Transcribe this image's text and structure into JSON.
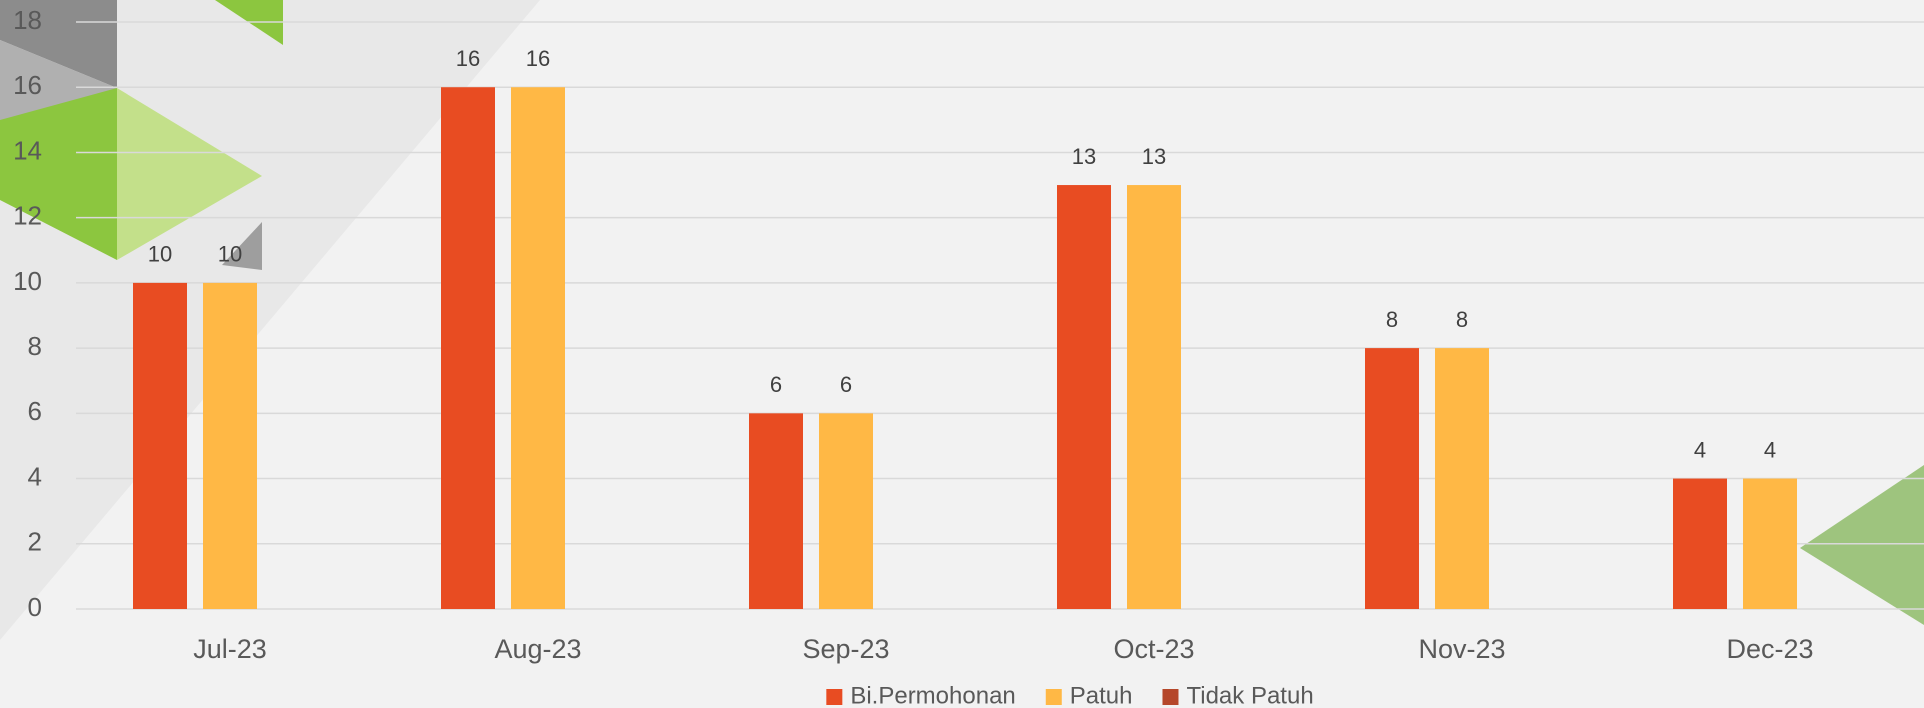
{
  "chart_data": {
    "type": "bar",
    "categories": [
      "Jul-23",
      "Aug-23",
      "Sep-23",
      "Oct-23",
      "Nov-23",
      "Dec-23"
    ],
    "series": [
      {
        "name": "Bi.Permohonan",
        "color": "#e84c22",
        "values": [
          10,
          16,
          6,
          13,
          8,
          4
        ]
      },
      {
        "name": "Patuh",
        "color": "#ffb845",
        "values": [
          10,
          16,
          6,
          13,
          8,
          4
        ]
      },
      {
        "name": "Tidak Patuh",
        "color": "#b5472a",
        "values": [
          null,
          null,
          null,
          null,
          null,
          null
        ]
      }
    ],
    "ylim": [
      0,
      18
    ],
    "yticks": [
      0,
      2,
      4,
      6,
      8,
      10,
      12,
      14,
      16,
      18
    ],
    "grid": true,
    "legend": "bottom"
  }
}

■ **Written exercise**
Copy out all of the material exactly as written, without its pictures.

■ **Full answer**
Transcribe this image's text and structure into JSON.
{
  "chart_data": {
    "type": "bar",
    "categories": [
      "Jul-23",
      "Aug-23",
      "Sep-23",
      "Oct-23",
      "Nov-23",
      "Dec-23"
    ],
    "series": [
      {
        "name": "Bi.Permohonan",
        "color": "#e84c22",
        "values": [
          10,
          16,
          6,
          13,
          8,
          4
        ]
      },
      {
        "name": "Patuh",
        "color": "#ffb845",
        "values": [
          10,
          16,
          6,
          13,
          8,
          4
        ]
      },
      {
        "name": "Tidak Patuh",
        "color": "#b5472a",
        "values": [
          null,
          null,
          null,
          null,
          null,
          null
        ]
      }
    ],
    "ylim": [
      0,
      18
    ],
    "yticks": [
      0,
      2,
      4,
      6,
      8,
      10,
      12,
      14,
      16,
      18
    ],
    "grid": true,
    "legend": "bottom"
  }
}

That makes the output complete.